* Begin *

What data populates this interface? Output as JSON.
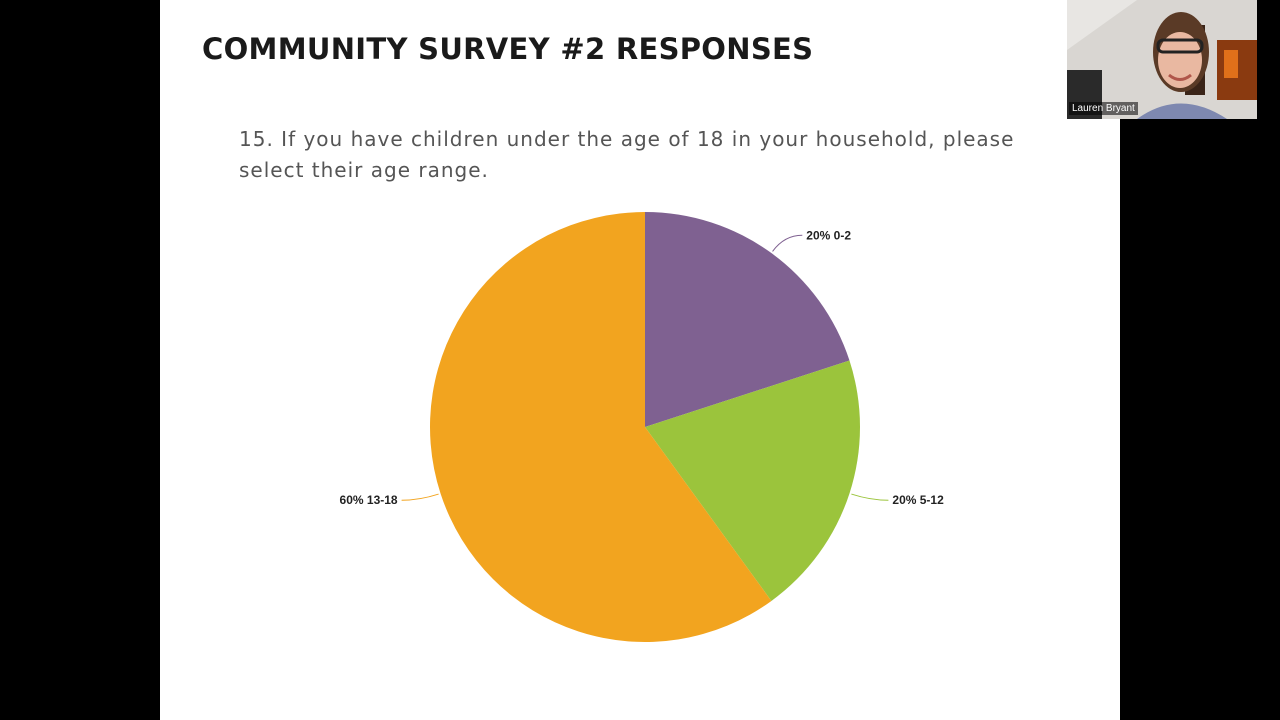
{
  "slide": {
    "title": "COMMUNITY SURVEY #2 RESPONSES",
    "question": "15. If you have children under the age of 18 in your household, please select their age range."
  },
  "chart_data": {
    "type": "pie",
    "start_angle_deg": 0,
    "direction": "clockwise",
    "slices": [
      {
        "label": "0-2",
        "value": 20,
        "display": "20% 0-2",
        "color": "#7f6191"
      },
      {
        "label": "5-12",
        "value": 20,
        "display": "20% 5-12",
        "color": "#9bc43c"
      },
      {
        "label": "13-18",
        "value": 60,
        "display": "60% 13-18",
        "color": "#f2a41f"
      }
    ]
  },
  "participant": {
    "name": "Lauren Bryant"
  },
  "colors": {
    "background": "#000000",
    "slide": "#ffffff",
    "title": "#1a1a1a",
    "question": "#555555"
  }
}
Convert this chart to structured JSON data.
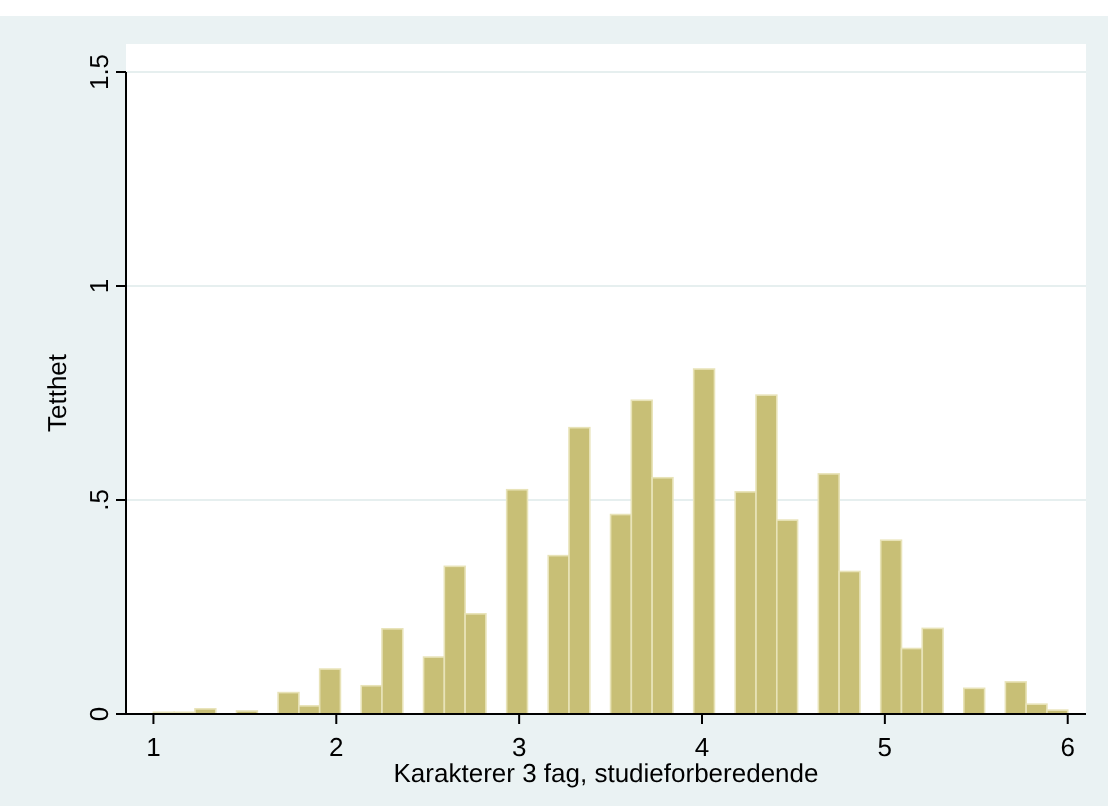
{
  "chart_data": {
    "type": "histogram",
    "xlabel": "Karakterer 3 fag, studieforberedende",
    "ylabel": "Tetthet",
    "color": "#c8bf76",
    "bins": [
      1,
      1.1136,
      1.2273,
      1.3409,
      1.4545,
      1.5682,
      1.6818,
      1.7955,
      1.9091,
      2.0227,
      2.1364,
      2.25,
      2.3636,
      2.4773,
      2.5909,
      2.7045,
      2.8182,
      2.9318,
      3.0455,
      3.1591,
      3.2727,
      3.3864,
      3.5,
      3.6136,
      3.7273,
      3.8409,
      3.9545,
      4.0682,
      4.1818,
      4.2955,
      4.4091,
      4.5227,
      4.6364,
      4.75,
      4.8636,
      4.9773,
      5.0909,
      5.2045,
      5.3182,
      5.4318,
      5.5455,
      5.6591,
      5.7727,
      5.8864,
      6
    ],
    "values": [
      0.004,
      0.004,
      0.012,
      0,
      0.007,
      0,
      0.05,
      0.019,
      0.105,
      0,
      0.066,
      0.199,
      0,
      0.133,
      0.345,
      0.234,
      0,
      0.524,
      0,
      0.37,
      0.669,
      0,
      0.466,
      0.733,
      0.552,
      0,
      0.806,
      0,
      0.519,
      0.745,
      0.453,
      0,
      0.561,
      0.333,
      0,
      0.406,
      0.153,
      0.2,
      0,
      0.06,
      0,
      0.075,
      0.023,
      0.009
    ],
    "xlim": [
      0.85,
      6.1
    ],
    "xticks": [
      1,
      2,
      3,
      4,
      5,
      6
    ],
    "ylim": [
      0,
      1.5
    ],
    "yticks": [
      {
        "value": 0,
        "label": "0"
      },
      {
        "value": 0.5,
        "label": ".5"
      },
      {
        "value": 1,
        "label": "1"
      },
      {
        "value": 1.5,
        "label": "1.5"
      }
    ],
    "grid": "y"
  }
}
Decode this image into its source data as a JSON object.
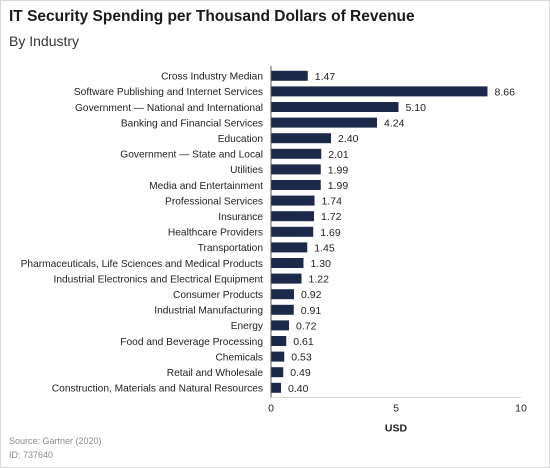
{
  "header": {
    "title": "IT Security Spending per Thousand Dollars of Revenue",
    "subtitle": "By Industry"
  },
  "footer": {
    "source": "Source: Gartner (2020)",
    "id": "ID: 737640"
  },
  "colors": {
    "bar": "#1b2a4a",
    "axis": "#555555",
    "text": "#222222"
  },
  "chart_data": {
    "type": "bar",
    "orientation": "horizontal",
    "categories": [
      "Cross Industry Median",
      "Software Publishing and Internet Services",
      "Government — National and International",
      "Banking and Financial Services",
      "Education",
      "Government — State and Local",
      "Utilities",
      "Media and Entertainment",
      "Professional Services",
      "Insurance",
      "Healthcare Providers",
      "Transportation",
      "Pharmaceuticals, Life Sciences and Medical Products",
      "Industrial Electronics and Electrical Equipment",
      "Consumer Products",
      "Industrial Manufacturing",
      "Energy",
      "Food and Beverage Processing",
      "Chemicals",
      "Retail and Wholesale",
      "Construction, Materials and Natural Resources"
    ],
    "values": [
      1.47,
      8.66,
      5.1,
      4.24,
      2.4,
      2.01,
      1.99,
      1.99,
      1.74,
      1.72,
      1.69,
      1.45,
      1.3,
      1.22,
      0.92,
      0.91,
      0.72,
      0.61,
      0.53,
      0.49,
      0.4
    ],
    "value_labels": [
      "1.47",
      "8.66",
      "5.10",
      "4.24",
      "2.40",
      "2.01",
      "1.99",
      "1.99",
      "1.74",
      "1.72",
      "1.69",
      "1.45",
      "1.30",
      "1.22",
      "0.92",
      "0.91",
      "0.72",
      "0.61",
      "0.53",
      "0.49",
      "0.40"
    ],
    "xlabel": "USD",
    "xlim": [
      0,
      10
    ],
    "xticks": [
      "0",
      "5",
      "10"
    ],
    "grid": false,
    "legend": "none"
  }
}
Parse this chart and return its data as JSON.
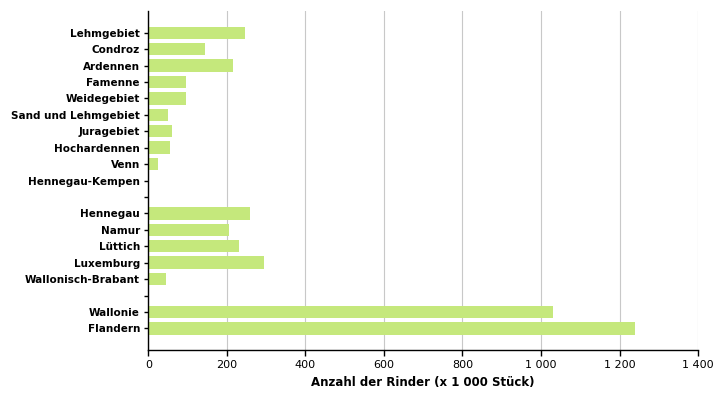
{
  "categories": [
    "Lehmgebiet",
    "Condroz",
    "Ardennen",
    "Famenne",
    "Weidegebiet",
    "Sand und Lehmgebiet",
    "Juragebiet",
    "Hochardennen",
    "Venn",
    "Hennegau-Kempen",
    "",
    "Hennegau",
    "Namur",
    "Lüttich",
    "Luxemburg",
    "Wallonisch-Brabant",
    "",
    "Wallonie",
    "Flandern"
  ],
  "values": [
    245,
    145,
    215,
    95,
    95,
    50,
    60,
    55,
    25,
    2,
    0,
    260,
    205,
    230,
    295,
    45,
    0,
    1030,
    1240
  ],
  "bar_color": "#c5e87c",
  "xlabel": "Anzahl der Rinder (x 1 000 Stück)",
  "xlim": [
    0,
    1400
  ],
  "xticks": [
    0,
    200,
    400,
    600,
    800,
    1000,
    1200,
    1400
  ],
  "xticklabels": [
    "0",
    "200",
    "400",
    "600",
    "800",
    "1 000",
    "1 200",
    "1 400"
  ],
  "background_color": "#ffffff",
  "grid_color": "#c8c8c8",
  "bar_height": 0.75
}
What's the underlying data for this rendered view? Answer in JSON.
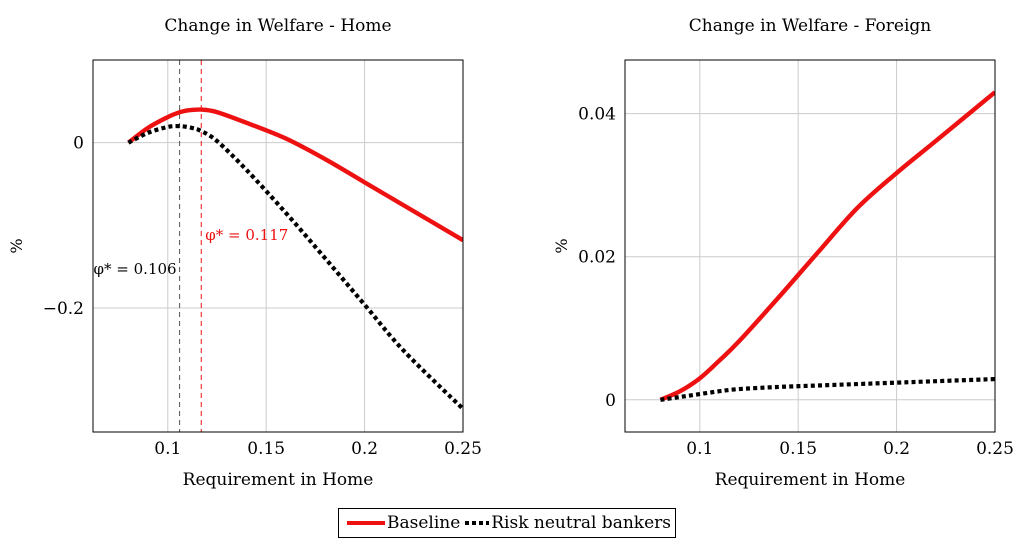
{
  "legend": {
    "placement": "bottom-center",
    "entries": [
      {
        "name": "Baseline",
        "color": "#ee1111",
        "style": "solid"
      },
      {
        "name": "Risk neutral bankers",
        "color": "#000000",
        "style": "dotted"
      }
    ]
  },
  "chart_data": [
    {
      "type": "line",
      "title": "Change in Welfare - Home",
      "xlabel": "Requirement in Home",
      "ylabel": "%",
      "xlim": [
        0.062,
        0.25
      ],
      "ylim": [
        -0.35,
        0.1
      ],
      "xticks": [
        0.1,
        0.15,
        0.2,
        0.25
      ],
      "xtick_labels": [
        "0.1",
        "0.15",
        "0.2",
        "0.25"
      ],
      "yticks": [
        0,
        -0.2
      ],
      "ytick_labels": [
        "0",
        "−0.2"
      ],
      "grid": true,
      "series": [
        {
          "name": "Baseline",
          "color": "#ee1111",
          "style": "solid",
          "x": [
            0.08,
            0.09,
            0.1,
            0.105,
            0.11,
            0.117,
            0.125,
            0.14,
            0.16,
            0.18,
            0.2,
            0.22,
            0.25
          ],
          "y": [
            0.0,
            0.018,
            0.031,
            0.036,
            0.039,
            0.04,
            0.037,
            0.024,
            0.005,
            -0.02,
            -0.048,
            -0.076,
            -0.118
          ]
        },
        {
          "name": "Risk neutral bankers",
          "color": "#000000",
          "style": "dotted",
          "x": [
            0.08,
            0.09,
            0.1,
            0.106,
            0.112,
            0.117,
            0.125,
            0.14,
            0.16,
            0.18,
            0.2,
            0.22,
            0.25
          ],
          "y": [
            0.0,
            0.012,
            0.019,
            0.02,
            0.018,
            0.014,
            0.002,
            -0.033,
            -0.085,
            -0.14,
            -0.196,
            -0.252,
            -0.322
          ]
        }
      ],
      "vlines": [
        {
          "x": 0.106,
          "color": "#555555",
          "label": "φ* = 0.106"
        },
        {
          "x": 0.117,
          "color": "#ee1111",
          "label": "φ* = 0.117"
        }
      ]
    },
    {
      "type": "line",
      "title": "Change in Welfare - Foreign",
      "xlabel": "Requirement in Home",
      "ylabel": "%",
      "xlim": [
        0.062,
        0.25
      ],
      "ylim": [
        -0.0045,
        0.0475
      ],
      "xticks": [
        0.1,
        0.15,
        0.2,
        0.25
      ],
      "xtick_labels": [
        "0.1",
        "0.15",
        "0.2",
        "0.25"
      ],
      "yticks": [
        0,
        0.02,
        0.04
      ],
      "ytick_labels": [
        "0",
        "0.02",
        "0.04"
      ],
      "grid": true,
      "series": [
        {
          "name": "Baseline",
          "color": "#ee1111",
          "style": "solid",
          "x": [
            0.08,
            0.09,
            0.1,
            0.11,
            0.12,
            0.14,
            0.16,
            0.18,
            0.2,
            0.22,
            0.25
          ],
          "y": [
            0.0,
            0.0012,
            0.003,
            0.0055,
            0.0082,
            0.0143,
            0.0206,
            0.0268,
            0.0317,
            0.0362,
            0.043
          ]
        },
        {
          "name": "Risk neutral bankers",
          "color": "#000000",
          "style": "dotted",
          "x": [
            0.08,
            0.09,
            0.1,
            0.11,
            0.12,
            0.14,
            0.16,
            0.18,
            0.2,
            0.22,
            0.25
          ],
          "y": [
            0.0,
            0.0004,
            0.0008,
            0.0012,
            0.0015,
            0.0018,
            0.002,
            0.0022,
            0.0024,
            0.0026,
            0.0029
          ]
        }
      ]
    }
  ]
}
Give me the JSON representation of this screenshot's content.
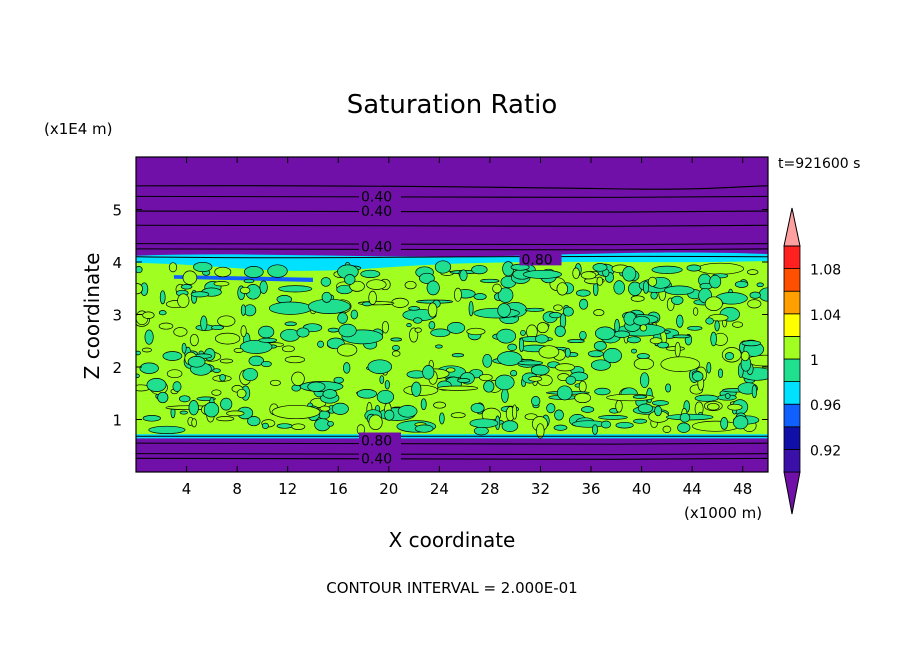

* End *

-- Written problem --
Using the records above, find and show each line with the string "xlabel".

-- Answer to the exercise --
    "xlabel": "Karakterer 3 fag, studieforberedende",
    "xlabel": "USD",
  "xlabel": "Anzahl der Rinder (x 1 000 Stück)",
      "xlabel": "Requirement in Home",
      "xlabel": "Requirement in Home",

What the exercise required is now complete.